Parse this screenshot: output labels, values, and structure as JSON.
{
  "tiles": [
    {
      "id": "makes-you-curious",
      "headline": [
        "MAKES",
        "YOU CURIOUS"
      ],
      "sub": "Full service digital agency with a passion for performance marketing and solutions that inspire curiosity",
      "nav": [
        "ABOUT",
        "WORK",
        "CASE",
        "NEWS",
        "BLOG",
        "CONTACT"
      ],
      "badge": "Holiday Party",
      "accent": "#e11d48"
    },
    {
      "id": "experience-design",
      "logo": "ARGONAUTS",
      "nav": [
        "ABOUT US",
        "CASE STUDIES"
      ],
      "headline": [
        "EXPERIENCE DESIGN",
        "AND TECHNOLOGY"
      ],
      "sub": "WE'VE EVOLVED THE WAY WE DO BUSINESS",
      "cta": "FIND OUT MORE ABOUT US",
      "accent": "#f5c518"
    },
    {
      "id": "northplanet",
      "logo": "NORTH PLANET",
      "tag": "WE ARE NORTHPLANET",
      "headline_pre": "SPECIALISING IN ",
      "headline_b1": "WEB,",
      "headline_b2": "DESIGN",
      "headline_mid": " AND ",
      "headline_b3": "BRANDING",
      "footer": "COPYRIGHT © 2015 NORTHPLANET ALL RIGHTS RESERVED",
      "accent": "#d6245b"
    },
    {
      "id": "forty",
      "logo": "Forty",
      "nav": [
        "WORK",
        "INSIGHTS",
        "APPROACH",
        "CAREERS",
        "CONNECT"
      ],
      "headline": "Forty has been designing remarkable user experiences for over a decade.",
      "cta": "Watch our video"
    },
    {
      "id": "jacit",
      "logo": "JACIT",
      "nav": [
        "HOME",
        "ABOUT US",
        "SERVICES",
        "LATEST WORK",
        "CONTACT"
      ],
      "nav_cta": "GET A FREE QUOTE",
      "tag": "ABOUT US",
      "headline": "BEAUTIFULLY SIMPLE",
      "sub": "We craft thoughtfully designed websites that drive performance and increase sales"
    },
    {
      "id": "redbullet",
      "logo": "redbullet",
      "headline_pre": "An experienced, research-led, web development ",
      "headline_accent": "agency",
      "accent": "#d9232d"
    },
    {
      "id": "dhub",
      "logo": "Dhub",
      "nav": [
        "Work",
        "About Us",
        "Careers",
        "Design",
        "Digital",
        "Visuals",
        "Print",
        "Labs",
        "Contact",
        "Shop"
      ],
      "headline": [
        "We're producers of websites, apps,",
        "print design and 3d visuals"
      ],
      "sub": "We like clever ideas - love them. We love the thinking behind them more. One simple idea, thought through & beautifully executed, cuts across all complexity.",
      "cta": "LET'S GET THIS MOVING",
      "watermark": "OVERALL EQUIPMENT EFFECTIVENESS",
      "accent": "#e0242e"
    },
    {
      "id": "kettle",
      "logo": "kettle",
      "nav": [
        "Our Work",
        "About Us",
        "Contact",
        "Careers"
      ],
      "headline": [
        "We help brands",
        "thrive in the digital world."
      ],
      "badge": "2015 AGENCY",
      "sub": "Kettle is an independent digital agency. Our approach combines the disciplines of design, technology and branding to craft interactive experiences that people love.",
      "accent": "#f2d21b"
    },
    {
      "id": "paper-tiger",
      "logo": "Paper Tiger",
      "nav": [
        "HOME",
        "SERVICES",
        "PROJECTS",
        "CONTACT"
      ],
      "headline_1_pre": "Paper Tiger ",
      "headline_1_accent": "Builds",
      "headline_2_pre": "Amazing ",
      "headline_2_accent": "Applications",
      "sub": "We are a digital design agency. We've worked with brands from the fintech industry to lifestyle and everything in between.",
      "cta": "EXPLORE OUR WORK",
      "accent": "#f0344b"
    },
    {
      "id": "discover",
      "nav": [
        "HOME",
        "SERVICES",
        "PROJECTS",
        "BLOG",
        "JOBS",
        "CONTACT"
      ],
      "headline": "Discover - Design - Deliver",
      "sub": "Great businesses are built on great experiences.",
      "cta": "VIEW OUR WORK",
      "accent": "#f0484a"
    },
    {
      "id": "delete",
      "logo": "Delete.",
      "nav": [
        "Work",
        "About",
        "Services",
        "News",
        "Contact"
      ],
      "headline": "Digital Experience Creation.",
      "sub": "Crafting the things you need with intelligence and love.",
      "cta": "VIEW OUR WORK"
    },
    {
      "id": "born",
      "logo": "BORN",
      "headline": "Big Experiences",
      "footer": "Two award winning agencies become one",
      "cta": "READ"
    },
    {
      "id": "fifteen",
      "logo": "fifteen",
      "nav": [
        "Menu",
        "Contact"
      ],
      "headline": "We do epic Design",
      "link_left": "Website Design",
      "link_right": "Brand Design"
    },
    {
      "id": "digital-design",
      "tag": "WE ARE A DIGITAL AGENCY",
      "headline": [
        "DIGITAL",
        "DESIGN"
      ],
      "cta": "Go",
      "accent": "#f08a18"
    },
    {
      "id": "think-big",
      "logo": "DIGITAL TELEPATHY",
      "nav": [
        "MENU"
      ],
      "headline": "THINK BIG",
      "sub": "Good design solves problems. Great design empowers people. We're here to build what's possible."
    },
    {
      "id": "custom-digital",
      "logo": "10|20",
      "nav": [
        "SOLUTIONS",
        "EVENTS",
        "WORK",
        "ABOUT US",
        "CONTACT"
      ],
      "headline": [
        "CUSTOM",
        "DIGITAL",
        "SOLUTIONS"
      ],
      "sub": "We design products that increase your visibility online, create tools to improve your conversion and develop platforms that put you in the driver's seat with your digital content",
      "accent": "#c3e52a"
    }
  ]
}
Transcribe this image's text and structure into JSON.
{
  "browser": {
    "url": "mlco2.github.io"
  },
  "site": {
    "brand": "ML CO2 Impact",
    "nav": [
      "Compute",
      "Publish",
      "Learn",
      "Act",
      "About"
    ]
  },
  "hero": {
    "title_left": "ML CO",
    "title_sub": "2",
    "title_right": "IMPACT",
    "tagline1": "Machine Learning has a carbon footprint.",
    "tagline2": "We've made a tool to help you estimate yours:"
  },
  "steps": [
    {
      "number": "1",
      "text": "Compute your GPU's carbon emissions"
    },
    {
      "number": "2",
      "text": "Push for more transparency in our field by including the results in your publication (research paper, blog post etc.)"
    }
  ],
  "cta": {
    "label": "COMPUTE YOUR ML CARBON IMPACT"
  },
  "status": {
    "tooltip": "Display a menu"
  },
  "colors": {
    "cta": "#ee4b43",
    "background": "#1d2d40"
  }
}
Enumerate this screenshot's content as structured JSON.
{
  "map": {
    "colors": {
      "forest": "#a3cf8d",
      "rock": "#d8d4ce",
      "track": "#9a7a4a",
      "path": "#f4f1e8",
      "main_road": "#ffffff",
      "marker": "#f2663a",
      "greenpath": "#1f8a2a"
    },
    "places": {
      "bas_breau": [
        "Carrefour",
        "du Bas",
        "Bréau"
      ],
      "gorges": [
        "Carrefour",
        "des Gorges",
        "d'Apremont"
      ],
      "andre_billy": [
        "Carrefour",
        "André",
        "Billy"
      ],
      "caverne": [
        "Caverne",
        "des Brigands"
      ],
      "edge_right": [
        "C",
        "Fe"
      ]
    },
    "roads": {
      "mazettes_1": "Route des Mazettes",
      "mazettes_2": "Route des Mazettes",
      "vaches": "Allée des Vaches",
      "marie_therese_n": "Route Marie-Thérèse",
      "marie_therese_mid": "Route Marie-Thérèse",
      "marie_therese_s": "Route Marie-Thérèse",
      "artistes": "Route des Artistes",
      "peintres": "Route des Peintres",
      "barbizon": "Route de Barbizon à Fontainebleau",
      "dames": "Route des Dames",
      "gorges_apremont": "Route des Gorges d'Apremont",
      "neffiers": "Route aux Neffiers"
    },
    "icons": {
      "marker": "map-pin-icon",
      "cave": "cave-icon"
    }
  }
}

What you are asked to do: Repeat all of the records above exactly as they appear.

Reply to the task:
Parse this screenshot: output labels, values, and structure as JSON.
{
  "tiles": [
    {
      "id": "makes-you-curious",
      "headline": [
        "MAKES",
        "YOU CURIOUS"
      ],
      "sub": "Full service digital agency with a passion for performance marketing and solutions that inspire curiosity",
      "nav": [
        "ABOUT",
        "WORK",
        "CASE",
        "NEWS",
        "BLOG",
        "CONTACT"
      ],
      "badge": "Holiday Party",
      "accent": "#e11d48"
    },
    {
      "id": "experience-design",
      "logo": "ARGONAUTS",
      "nav": [
        "ABOUT US",
        "CASE STUDIES"
      ],
      "headline": [
        "EXPERIENCE DESIGN",
        "AND TECHNOLOGY"
      ],
      "sub": "WE'VE EVOLVED THE WAY WE DO BUSINESS",
      "cta": "FIND OUT MORE ABOUT US",
      "accent": "#f5c518"
    },
    {
      "id": "northplanet",
      "logo": "NORTH PLANET",
      "tag": "WE ARE NORTHPLANET",
      "headline_pre": "SPECIALISING IN ",
      "headline_b1": "WEB,",
      "headline_b2": "DESIGN",
      "headline_mid": " AND ",
      "headline_b3": "BRANDING",
      "footer": "COPYRIGHT © 2015 NORTHPLANET ALL RIGHTS RESERVED",
      "accent": "#d6245b"
    },
    {
      "id": "forty",
      "logo": "Forty",
      "nav": [
        "WORK",
        "INSIGHTS",
        "APPROACH",
        "CAREERS",
        "CONNECT"
      ],
      "headline": "Forty has been designing remarkable user experiences for over a decade.",
      "cta": "Watch our video"
    },
    {
      "id": "jacit",
      "logo": "JACIT",
      "nav": [
        "HOME",
        "ABOUT US",
        "SERVICES",
        "LATEST WORK",
        "CONTACT"
      ],
      "nav_cta": "GET A FREE QUOTE",
      "tag": "ABOUT US",
      "headline": "BEAUTIFULLY SIMPLE",
      "sub": "We craft thoughtfully designed websites that drive performance and increase sales"
    },
    {
      "id": "redbullet",
      "logo": "redbullet",
      "headline_pre": "An experienced, research-led, web development ",
      "headline_accent": "agency",
      "accent": "#d9232d"
    },
    {
      "id": "dhub",
      "logo": "Dhub",
      "nav": [
        "Work",
        "About Us",
        "Careers",
        "Design",
        "Digital",
        "Visuals",
        "Print",
        "Labs",
        "Contact",
        "Shop"
      ],
      "headline": [
        "We're producers of websites, apps,",
        "print design and 3d visuals"
      ],
      "sub": "We like clever ideas - love them. We love the thinking behind them more. One simple idea, thought through & beautifully executed, cuts across all complexity.",
      "cta": "LET'S GET THIS MOVING",
      "watermark": "OVERALL EQUIPMENT EFFECTIVENESS",
      "accent": "#e0242e"
    },
    {
      "id": "kettle",
      "logo": "kettle",
      "nav": [
        "Our Work",
        "About Us",
        "Contact",
        "Careers"
      ],
      "headline": [
        "We help brands",
        "thrive in the digital world."
      ],
      "badge": "2015 AGENCY",
      "sub": "Kettle is an independent digital agency. Our approach combines the disciplines of design, technology and branding to craft interactive experiences that people love.",
      "accent": "#f2d21b"
    },
    {
      "id": "paper-tiger",
      "logo": "Paper Tiger",
      "nav": [
        "HOME",
        "SERVICES",
        "PROJECTS",
        "CONTACT"
      ],
      "headline_1_pre": "Paper Tiger ",
      "headline_1_accent": "Builds",
      "headline_2_pre": "Amazing ",
      "headline_2_accent": "Applications",
      "sub": "We are a digital design agency. We've worked with brands from the fintech industry to lifestyle and everything in between.",
      "cta": "EXPLORE OUR WORK",
      "accent": "#f0344b"
    },
    {
      "id": "discover",
      "nav": [
        "HOME",
        "SERVICES",
        "PROJECTS",
        "BLOG",
        "JOBS",
        "CONTACT"
      ],
      "headline": "Discover - Design - Deliver",
      "sub": "Great businesses are built on great experiences.",
      "cta": "VIEW OUR WORK",
      "accent": "#f0484a"
    },
    {
      "id": "delete",
      "logo": "Delete.",
      "nav": [
        "Work",
        "About",
        "Services",
        "News",
        "Contact"
      ],
      "headline": "Digital Experience Creation.",
      "sub": "Crafting the things you need with intelligence and love.",
      "cta": "VIEW OUR WORK"
    },
    {
      "id": "born",
      "logo": "BORN",
      "headline": "Big Experiences",
      "footer": "Two award winning agencies become one",
      "cta": "READ"
    },
    {
      "id": "fifteen",
      "logo": "fifteen",
      "nav": [
        "Menu",
        "Contact"
      ],
      "headline": "We do epic Design",
      "link_left": "Website Design",
      "link_right": "Brand Design"
    },
    {
      "id": "digital-design",
      "tag": "WE ARE A DIGITAL AGENCY",
      "headline": [
        "DIGITAL",
        "DESIGN"
      ],
      "cta": "Go",
      "accent": "#f08a18"
    },
    {
      "id": "think-big",
      "logo": "DIGITAL TELEPATHY",
      "nav": [
        "MENU"
      ],
      "headline": "THINK BIG",
      "sub": "Good design solves problems. Great design empowers people. We're here to build what's possible."
    },
    {
      "id": "custom-digital",
      "logo": "10|20",
      "nav": [
        "SOLUTIONS",
        "EVENTS",
        "WORK",
        "ABOUT US",
        "CONTACT"
      ],
      "headline": [
        "CUSTOM",
        "DIGITAL",
        "SOLUTIONS"
      ],
      "sub": "We design products that increase your visibility online, create tools to improve your conversion and develop platforms that put you in the driver's seat with your digital content",
      "accent": "#c3e52a"
    }
  ]
}
Transcribe this image's text and structure into JSON.
{
  "browser": {
    "url": "mlco2.github.io"
  },
  "site": {
    "brand": "ML CO2 Impact",
    "nav": [
      "Compute",
      "Publish",
      "Learn",
      "Act",
      "About"
    ]
  },
  "hero": {
    "title_left": "ML CO",
    "title_sub": "2",
    "title_right": "IMPACT",
    "tagline1": "Machine Learning has a carbon footprint.",
    "tagline2": "We've made a tool to help you estimate yours:"
  },
  "steps": [
    {
      "number": "1",
      "text": "Compute your GPU's carbon emissions"
    },
    {
      "number": "2",
      "text": "Push for more transparency in our field by including the results in your publication (research paper, blog post etc.)"
    }
  ],
  "cta": {
    "label": "COMPUTE YOUR ML CARBON IMPACT"
  },
  "status": {
    "tooltip": "Display a menu"
  },
  "colors": {
    "cta": "#ee4b43",
    "background": "#1d2d40"
  }
}
Enumerate this screenshot's content as structured JSON.
{
  "map": {
    "colors": {
      "forest": "#a3cf8d",
      "rock": "#d8d4ce",
      "track": "#9a7a4a",
      "path": "#f4f1e8",
      "main_road": "#ffffff",
      "marker": "#f2663a",
      "greenpath": "#1f8a2a"
    },
    "places": {
      "bas_breau": [
        "Carrefour",
        "du Bas",
        "Bréau"
      ],
      "gorges": [
        "Carrefour",
        "des Gorges",
        "d'Apremont"
      ],
      "andre_billy": [
        "Carrefour",
        "André",
        "Billy"
      ],
      "caverne": [
        "Caverne",
        "des Brigands"
      ],
      "edge_right": [
        "C",
        "Fe"
      ]
    },
    "roads": {
      "mazettes_1": "Route des Mazettes",
      "mazettes_2": "Route des Mazettes",
      "vaches": "Allée des Vaches",
      "marie_therese_n": "Route Marie-Thérèse",
      "marie_therese_mid": "Route Marie-Thérèse",
      "marie_therese_s": "Route Marie-Thérèse",
      "artistes": "Route des Artistes",
      "peintres": "Route des Peintres",
      "barbizon": "Route de Barbizon à Fontainebleau",
      "dames": "Route des Dames",
      "gorges_apremont": "Route des Gorges d'Apremont",
      "neffiers": "Route aux Neffiers"
    },
    "icons": {
      "marker": "map-pin-icon",
      "cave": "cave-icon"
    }
  }
}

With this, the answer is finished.